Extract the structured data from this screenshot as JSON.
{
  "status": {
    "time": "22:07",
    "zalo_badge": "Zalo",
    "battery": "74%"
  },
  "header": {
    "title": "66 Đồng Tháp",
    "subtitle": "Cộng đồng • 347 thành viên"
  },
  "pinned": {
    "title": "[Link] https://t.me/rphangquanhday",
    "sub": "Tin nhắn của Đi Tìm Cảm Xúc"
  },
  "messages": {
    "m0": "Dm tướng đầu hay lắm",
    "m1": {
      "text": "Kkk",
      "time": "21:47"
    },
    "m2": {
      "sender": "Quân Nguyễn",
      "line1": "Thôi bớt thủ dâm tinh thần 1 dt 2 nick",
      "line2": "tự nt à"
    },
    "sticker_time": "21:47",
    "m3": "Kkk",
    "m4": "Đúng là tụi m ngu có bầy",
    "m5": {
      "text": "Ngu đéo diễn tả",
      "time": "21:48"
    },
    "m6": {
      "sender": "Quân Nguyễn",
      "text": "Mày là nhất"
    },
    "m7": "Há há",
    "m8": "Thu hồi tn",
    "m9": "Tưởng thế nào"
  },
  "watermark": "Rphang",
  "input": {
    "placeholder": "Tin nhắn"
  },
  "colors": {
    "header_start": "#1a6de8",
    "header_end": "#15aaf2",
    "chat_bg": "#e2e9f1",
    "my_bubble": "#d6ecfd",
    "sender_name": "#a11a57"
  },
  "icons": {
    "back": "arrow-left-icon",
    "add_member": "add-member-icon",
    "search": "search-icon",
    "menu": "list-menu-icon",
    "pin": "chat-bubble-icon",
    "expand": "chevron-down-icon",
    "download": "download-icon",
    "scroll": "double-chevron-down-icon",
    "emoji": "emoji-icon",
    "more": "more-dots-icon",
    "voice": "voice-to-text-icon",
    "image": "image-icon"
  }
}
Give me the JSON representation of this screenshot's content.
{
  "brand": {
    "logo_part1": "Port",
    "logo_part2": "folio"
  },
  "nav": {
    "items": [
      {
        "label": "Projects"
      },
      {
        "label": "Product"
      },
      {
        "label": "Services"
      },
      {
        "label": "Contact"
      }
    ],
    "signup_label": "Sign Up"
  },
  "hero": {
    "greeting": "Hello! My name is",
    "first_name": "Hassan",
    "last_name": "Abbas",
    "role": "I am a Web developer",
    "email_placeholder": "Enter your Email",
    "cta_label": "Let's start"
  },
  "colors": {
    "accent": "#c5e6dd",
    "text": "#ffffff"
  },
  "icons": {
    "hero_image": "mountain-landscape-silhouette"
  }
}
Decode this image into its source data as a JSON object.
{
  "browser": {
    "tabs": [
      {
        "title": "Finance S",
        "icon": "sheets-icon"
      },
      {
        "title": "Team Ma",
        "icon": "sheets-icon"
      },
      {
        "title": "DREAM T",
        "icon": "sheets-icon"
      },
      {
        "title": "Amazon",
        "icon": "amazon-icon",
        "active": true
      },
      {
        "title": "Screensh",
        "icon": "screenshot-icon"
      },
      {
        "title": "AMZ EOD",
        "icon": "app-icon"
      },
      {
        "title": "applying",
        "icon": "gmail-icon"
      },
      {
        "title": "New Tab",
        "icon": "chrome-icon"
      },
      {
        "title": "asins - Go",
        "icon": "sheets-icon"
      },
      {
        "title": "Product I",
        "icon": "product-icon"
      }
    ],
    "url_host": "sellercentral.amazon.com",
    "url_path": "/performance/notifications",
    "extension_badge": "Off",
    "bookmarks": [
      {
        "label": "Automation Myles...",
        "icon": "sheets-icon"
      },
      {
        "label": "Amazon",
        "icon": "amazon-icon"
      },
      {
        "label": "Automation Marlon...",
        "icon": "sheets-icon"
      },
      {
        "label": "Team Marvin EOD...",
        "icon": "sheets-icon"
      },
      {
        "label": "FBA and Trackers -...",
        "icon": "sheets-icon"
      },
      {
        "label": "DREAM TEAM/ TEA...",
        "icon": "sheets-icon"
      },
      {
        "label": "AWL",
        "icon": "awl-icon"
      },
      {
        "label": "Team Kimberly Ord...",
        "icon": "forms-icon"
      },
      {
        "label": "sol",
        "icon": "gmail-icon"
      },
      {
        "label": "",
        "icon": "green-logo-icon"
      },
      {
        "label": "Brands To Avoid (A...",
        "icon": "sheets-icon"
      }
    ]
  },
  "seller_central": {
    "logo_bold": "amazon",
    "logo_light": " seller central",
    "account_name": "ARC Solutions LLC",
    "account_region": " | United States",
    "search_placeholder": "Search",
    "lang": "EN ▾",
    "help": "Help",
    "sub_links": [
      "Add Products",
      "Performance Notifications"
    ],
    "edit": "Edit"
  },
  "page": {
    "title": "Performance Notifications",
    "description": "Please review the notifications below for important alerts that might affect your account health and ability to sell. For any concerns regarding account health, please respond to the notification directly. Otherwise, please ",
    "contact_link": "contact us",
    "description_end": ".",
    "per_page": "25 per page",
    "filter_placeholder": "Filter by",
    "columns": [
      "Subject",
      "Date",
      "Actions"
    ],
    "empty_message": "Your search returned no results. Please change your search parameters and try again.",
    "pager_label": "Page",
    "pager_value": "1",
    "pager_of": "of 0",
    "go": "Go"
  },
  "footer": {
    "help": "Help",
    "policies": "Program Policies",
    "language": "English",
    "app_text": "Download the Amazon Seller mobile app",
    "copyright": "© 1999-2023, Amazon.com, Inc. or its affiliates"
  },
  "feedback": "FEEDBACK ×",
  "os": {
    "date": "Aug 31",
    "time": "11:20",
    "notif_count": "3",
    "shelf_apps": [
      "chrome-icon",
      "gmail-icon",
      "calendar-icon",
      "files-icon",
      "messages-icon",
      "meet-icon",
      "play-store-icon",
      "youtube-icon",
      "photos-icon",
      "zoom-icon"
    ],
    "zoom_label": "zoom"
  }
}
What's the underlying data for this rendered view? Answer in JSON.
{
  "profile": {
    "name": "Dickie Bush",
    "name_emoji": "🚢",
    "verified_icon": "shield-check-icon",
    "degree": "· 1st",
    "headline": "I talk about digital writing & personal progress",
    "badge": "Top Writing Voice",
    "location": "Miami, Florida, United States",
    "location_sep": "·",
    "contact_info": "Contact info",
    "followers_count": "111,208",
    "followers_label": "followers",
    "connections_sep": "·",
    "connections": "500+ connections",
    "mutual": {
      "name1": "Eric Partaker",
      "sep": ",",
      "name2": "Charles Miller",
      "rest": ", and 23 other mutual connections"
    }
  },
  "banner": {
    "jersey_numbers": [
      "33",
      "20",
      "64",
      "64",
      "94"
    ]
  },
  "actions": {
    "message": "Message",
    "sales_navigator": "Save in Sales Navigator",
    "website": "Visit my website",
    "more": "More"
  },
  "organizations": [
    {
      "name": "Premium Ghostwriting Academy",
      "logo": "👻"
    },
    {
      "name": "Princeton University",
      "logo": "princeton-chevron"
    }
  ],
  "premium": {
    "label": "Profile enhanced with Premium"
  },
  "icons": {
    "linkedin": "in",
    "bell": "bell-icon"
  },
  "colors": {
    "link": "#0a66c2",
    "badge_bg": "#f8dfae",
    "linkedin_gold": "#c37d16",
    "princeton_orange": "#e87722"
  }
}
········
TASK DIRECTIONS »
Reproduce the material above without altering a single character.

SOLUTION FOR THIS TASK »
Extract the structured data from this screenshot as JSON.
{
  "status": {
    "time": "22:07",
    "zalo_badge": "Zalo",
    "battery": "74%"
  },
  "header": {
    "title": "66 Đồng Tháp",
    "subtitle": "Cộng đồng • 347 thành viên"
  },
  "pinned": {
    "title": "[Link] https://t.me/rphangquanhday",
    "sub": "Tin nhắn của Đi Tìm Cảm Xúc"
  },
  "messages": {
    "m0": "Dm tướng đầu hay lắm",
    "m1": {
      "text": "Kkk",
      "time": "21:47"
    },
    "m2": {
      "sender": "Quân Nguyễn",
      "line1": "Thôi bớt thủ dâm tinh thần 1 dt 2 nick",
      "line2": "tự nt à"
    },
    "sticker_time": "21:47",
    "m3": "Kkk",
    "m4": "Đúng là tụi m ngu có bầy",
    "m5": {
      "text": "Ngu đéo diễn tả",
      "time": "21:48"
    },
    "m6": {
      "sender": "Quân Nguyễn",
      "text": "Mày là nhất"
    },
    "m7": "Há há",
    "m8": "Thu hồi tn",
    "m9": "Tưởng thế nào"
  },
  "watermark": "Rphang",
  "input": {
    "placeholder": "Tin nhắn"
  },
  "colors": {
    "header_start": "#1a6de8",
    "header_end": "#15aaf2",
    "chat_bg": "#e2e9f1",
    "my_bubble": "#d6ecfd",
    "sender_name": "#a11a57"
  },
  "icons": {
    "back": "arrow-left-icon",
    "add_member": "add-member-icon",
    "search": "search-icon",
    "menu": "list-menu-icon",
    "pin": "chat-bubble-icon",
    "expand": "chevron-down-icon",
    "download": "download-icon",
    "scroll": "double-chevron-down-icon",
    "emoji": "emoji-icon",
    "more": "more-dots-icon",
    "voice": "voice-to-text-icon",
    "image": "image-icon"
  }
}
Give me the JSON representation of this screenshot's content.
{
  "brand": {
    "logo_part1": "Port",
    "logo_part2": "folio"
  },
  "nav": {
    "items": [
      {
        "label": "Projects"
      },
      {
        "label": "Product"
      },
      {
        "label": "Services"
      },
      {
        "label": "Contact"
      }
    ],
    "signup_label": "Sign Up"
  },
  "hero": {
    "greeting": "Hello! My name is",
    "first_name": "Hassan",
    "last_name": "Abbas",
    "role": "I am a Web developer",
    "email_placeholder": "Enter your Email",
    "cta_label": "Let's start"
  },
  "colors": {
    "accent": "#c5e6dd",
    "text": "#ffffff"
  },
  "icons": {
    "hero_image": "mountain-landscape-silhouette"
  }
}
Decode this image into its source data as a JSON object.
{
  "browser": {
    "tabs": [
      {
        "title": "Finance S",
        "icon": "sheets-icon"
      },
      {
        "title": "Team Ma",
        "icon": "sheets-icon"
      },
      {
        "title": "DREAM T",
        "icon": "sheets-icon"
      },
      {
        "title": "Amazon",
        "icon": "amazon-icon",
        "active": true
      },
      {
        "title": "Screensh",
        "icon": "screenshot-icon"
      },
      {
        "title": "AMZ EOD",
        "icon": "app-icon"
      },
      {
        "title": "applying",
        "icon": "gmail-icon"
      },
      {
        "title": "New Tab",
        "icon": "chrome-icon"
      },
      {
        "title": "asins - Go",
        "icon": "sheets-icon"
      },
      {
        "title": "Product I",
        "icon": "product-icon"
      }
    ],
    "url_host": "sellercentral.amazon.com",
    "url_path": "/performance/notifications",
    "extension_badge": "Off",
    "bookmarks": [
      {
        "label": "Automation Myles...",
        "icon": "sheets-icon"
      },
      {
        "label": "Amazon",
        "icon": "amazon-icon"
      },
      {
        "label": "Automation Marlon...",
        "icon": "sheets-icon"
      },
      {
        "label": "Team Marvin EOD...",
        "icon": "sheets-icon"
      },
      {
        "label": "FBA and Trackers -...",
        "icon": "sheets-icon"
      },
      {
        "label": "DREAM TEAM/ TEA...",
        "icon": "sheets-icon"
      },
      {
        "label": "AWL",
        "icon": "awl-icon"
      },
      {
        "label": "Team Kimberly Ord...",
        "icon": "forms-icon"
      },
      {
        "label": "sol",
        "icon": "gmail-icon"
      },
      {
        "label": "",
        "icon": "green-logo-icon"
      },
      {
        "label": "Brands To Avoid (A...",
        "icon": "sheets-icon"
      }
    ]
  },
  "seller_central": {
    "logo_bold": "amazon",
    "logo_light": " seller central",
    "account_name": "ARC Solutions LLC",
    "account_region": " | United States",
    "search_placeholder": "Search",
    "lang": "EN ▾",
    "help": "Help",
    "sub_links": [
      "Add Products",
      "Performance Notifications"
    ],
    "edit": "Edit"
  },
  "page": {
    "title": "Performance Notifications",
    "description": "Please review the notifications below for important alerts that might affect your account health and ability to sell. For any concerns regarding account health, please respond to the notification directly. Otherwise, please ",
    "contact_link": "contact us",
    "description_end": ".",
    "per_page": "25 per page",
    "filter_placeholder": "Filter by",
    "columns": [
      "Subject",
      "Date",
      "Actions"
    ],
    "empty_message": "Your search returned no results. Please change your search parameters and try again.",
    "pager_label": "Page",
    "pager_value": "1",
    "pager_of": "of 0",
    "go": "Go"
  },
  "footer": {
    "help": "Help",
    "policies": "Program Policies",
    "language": "English",
    "app_text": "Download the Amazon Seller mobile app",
    "copyright": "© 1999-2023, Amazon.com, Inc. or its affiliates"
  },
  "feedback": "FEEDBACK ×",
  "os": {
    "date": "Aug 31",
    "time": "11:20",
    "notif_count": "3",
    "shelf_apps": [
      "chrome-icon",
      "gmail-icon",
      "calendar-icon",
      "files-icon",
      "messages-icon",
      "meet-icon",
      "play-store-icon",
      "youtube-icon",
      "photos-icon",
      "zoom-icon"
    ],
    "zoom_label": "zoom"
  }
}
What's the underlying data for this rendered view? Answer in JSON.
{
  "profile": {
    "name": "Dickie Bush",
    "name_emoji": "🚢",
    "verified_icon": "shield-check-icon",
    "degree": "· 1st",
    "headline": "I talk about digital writing & personal progress",
    "badge": "Top Writing Voice",
    "location": "Miami, Florida, United States",
    "location_sep": "·",
    "contact_info": "Contact info",
    "followers_count": "111,208",
    "followers_label": "followers",
    "connections_sep": "·",
    "connections": "500+ connections",
    "mutual": {
      "name1": "Eric Partaker",
      "sep": ",",
      "name2": "Charles Miller",
      "rest": ", and 23 other mutual connections"
    }
  },
  "banner": {
    "jersey_numbers": [
      "33",
      "20",
      "64",
      "64",
      "94"
    ]
  },
  "actions": {
    "message": "Message",
    "sales_navigator": "Save in Sales Navigator",
    "website": "Visit my website",
    "more": "More"
  },
  "organizations": [
    {
      "name": "Premium Ghostwriting Academy",
      "logo": "👻"
    },
    {
      "name": "Princeton University",
      "logo": "princeton-chevron"
    }
  ],
  "premium": {
    "label": "Profile enhanced with Premium"
  },
  "icons": {
    "linkedin": "in",
    "bell": "bell-icon"
  },
  "colors": {
    "link": "#0a66c2",
    "badge_bg": "#f8dfae",
    "linkedin_gold": "#c37d16",
    "princeton_orange": "#e87722"
  }
}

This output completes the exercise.